# FR: consister en + article ?



## MadameC

Bonjour -

Does the expression consister en follow with any type of article?

Le repas consiste en viande, legumes et riz.

Merci,
Madame C


----------



## quinoa

On dira plutôt : Le repas consiste en une viande accompagnée de légumes et/ou de riz.
Il consiste en un potage et un plat garni.
Il s'agit de "consister en"= être composé de
Le mobilier consistait en trois chaises et une table.
On pourra trouver : Le bétail consiste en vaches et moutons.
Il est vrai qu'on ne trouvera pas facilement l'article défini, plutôt l'indéfini, ou pas de déterminant.
Voir d'autres avis....


----------



## joshisanonymous

Pour ce qui est du verbe _consister en_, si je veux exprimer l'idée de _some_ _things_, faut-il dire _consister en des + n. _ou _consister en + n._? Par exemple, quelle phrase vaut mieux:

Le livre consiste en des pages.
Le livre consiste en pages.
Merci d'avance.


----------



## k@t

Les deux sont possibles. Pour ce cas précis, j'ai du mal à dire si j'ai une préférence. Par ailleurs, je ne perçois pas vraiment de nuances entre les deux énoncés.


> *B.−* [Le suj. désigne une chose divisible, considérée dans ses parties constitutives] Être formé, constitué par (certains éléments). Synon. _comporter, se composer (de), comprendre._
> *Rem.* Dans ce cas _consister_ se construit avec _en_ suivi d'un subst. seul ou avec un art. (sauf l'art. déf.), un adj. poss., dém., etc. _Le bétail consiste en vaches, moutons et chèvres; son bagage consiste en trois malles; le mobilier consistait en une table._ Synon. _réduire (se réduire à...)._
> 
> CONSISTER : Définition de CONSISTER


----------



## olivier68

Les deux sont souvent possibles. Mais c'est vraiment à voir au cas par cas et, aussi, avec les nuances que vous souhaitez mettre.
L'exemple que vous donnez ne permet pas vraiment de distinguer quoique si on utilise "en des pages"... on s'attendrait peut-être à voir lesdites pages un peu mieux définies par un adjectif ou un complément.


----------



## Nicomon

@joshis : Comme c'est le forum français et anglais, je pose la question.  Que dirais-tu en anglais? 

C'est peut-être l'exemple qui est mal choisi, mais avec ou sans l'article, je trouve très curieux de dire : 
_Le livre_ _consiste en (des) pages.  _ J'imagine plutôt : _  est composé / se compose *de* pages  / consiste en *X* pages._

 Extrait de cette page de la BDL (c'est suivi d'exemples) 





> Lorsque le verbe consister signifie « être composé de », il se construit avec la préposition _en _et est suivi d’un nom sans déterminant ou précédé d’un déterminant numéral, ou encore d’un pronom.

- Liste des tâches -
1 – D'après le fil sur « consister en », quel article ne s'emploie pas après « consister en » quand le verbe signifie « être constitué par » ?
2 – Poursuivez le fil sur « consister en » à partir de son dernier message.

- Données fournies -
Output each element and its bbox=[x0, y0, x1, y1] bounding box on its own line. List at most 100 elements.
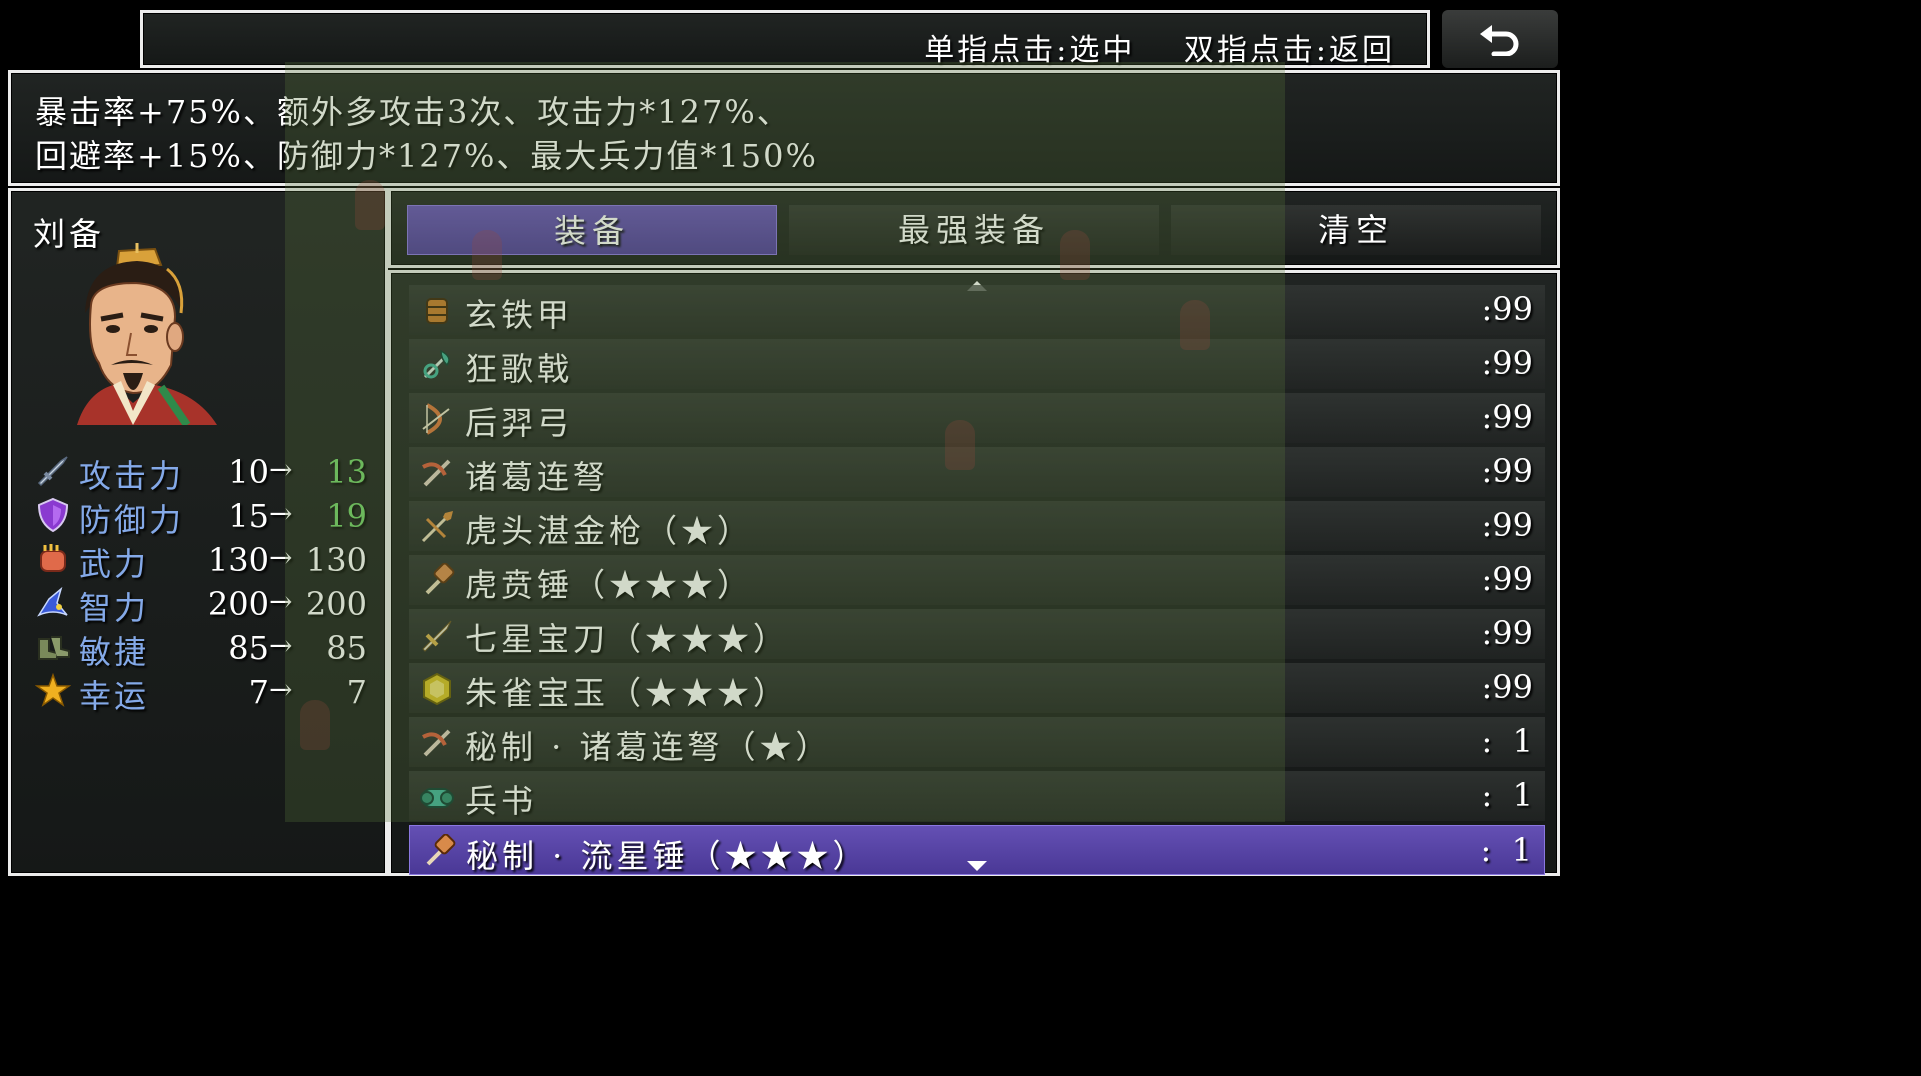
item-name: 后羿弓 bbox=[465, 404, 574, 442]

- Réponses par tâche -
1 – L'article défini.

2 –
----------



## JClaudeK

Nicomon said:


> je trouve très curieux de dire :_ Le livre_ _consiste en (des) pages. _


Moi aussi. Pour moi, _"Le livre consiste en (des) pages." _n'est absolument pas idiomatique. 
Je dirais "le livre comporte X pages."


----------



## k@t

Le problème de la phrase de joshisanonymous, ce n’est pas le_* consister en*_, mais l’article défini qui ne convient pas :

_Le livre comporte des pages / Le livre est constitué de pages. _
Ben oui, forcément.

C’est l’article indéfini qui convient en l’occurrence :
_Un livre comporte des pages / est constitué de pages / consiste en (des) pages.
_
Après, sans doute que *consister en* ne relève pas du langage courant ; et bien que cette forme ne soit pas signalée comme littéraire ou vieillie par les dictionnaires, elle est sans doute nettement moins usitée que ses synonymes.


----------



## Nicomon

JClaudeK said:


> Je dirais "le livre comporte X pages."


 Oui, encore mieux pour cet exemple précis. Ou bien :     _le/ce livre comprend X pages.   _
Mais_ :  Ce document consiste en *X, plusieurs, quelques* pages  _ne me choquerait pas_.  _

À mon avis, c'est l'exemple (_livre + pages_) qui est mal choisi. 
_Un livre consiste en pages_  (avec l'article indéfini) n'est guère plus heureux. 

Exemples corrects, au cas où joshis n'aurait pas cliqué sur le lien vers la BDL : 


> - Notre réserve *consiste en* boîtes de conserves de toutes sortes.
> - Son actif *consiste* surtout *en* actions dans des entreprises canadiennes.
> - La pièce *consiste en* trois actes présentant autant d’épisodes de la vie du protagoniste.
> - Votre projet *consiste en* quoi au juste?


----------



## k@t

Nicomon said:


> À mon avis, c'est l'exemple (_livre + pages_) qui est mal choisi.


Ça répond pourtant pile-poil à la définition de _consister en_ :


> Le suj. désigne une chose divisible, considérée dans ses parties constitutives


Un livre n'est-il pas divisible en pages et celles-ci n'en sont-elles pas ses parties constitutives ?
En l'espèce, c’est peut-être le côté un peu trop truistique de la chose qui gêne ?

Et pour le plaisir, une occurrence avec déterminant défini, ce qui est rendu possible par la complémentation de  *pages* :


> Ce livre-objet consiste en pages coupées en languettes, contenant un vers chacune.
> 
> http://neuviemeart.citebd.org/IMG/pdf/bdhypermediatique_nonlineaire.pdf


----------



## Nicomon

Je ne sais pas comment dire en français : "Let's agree to disagree".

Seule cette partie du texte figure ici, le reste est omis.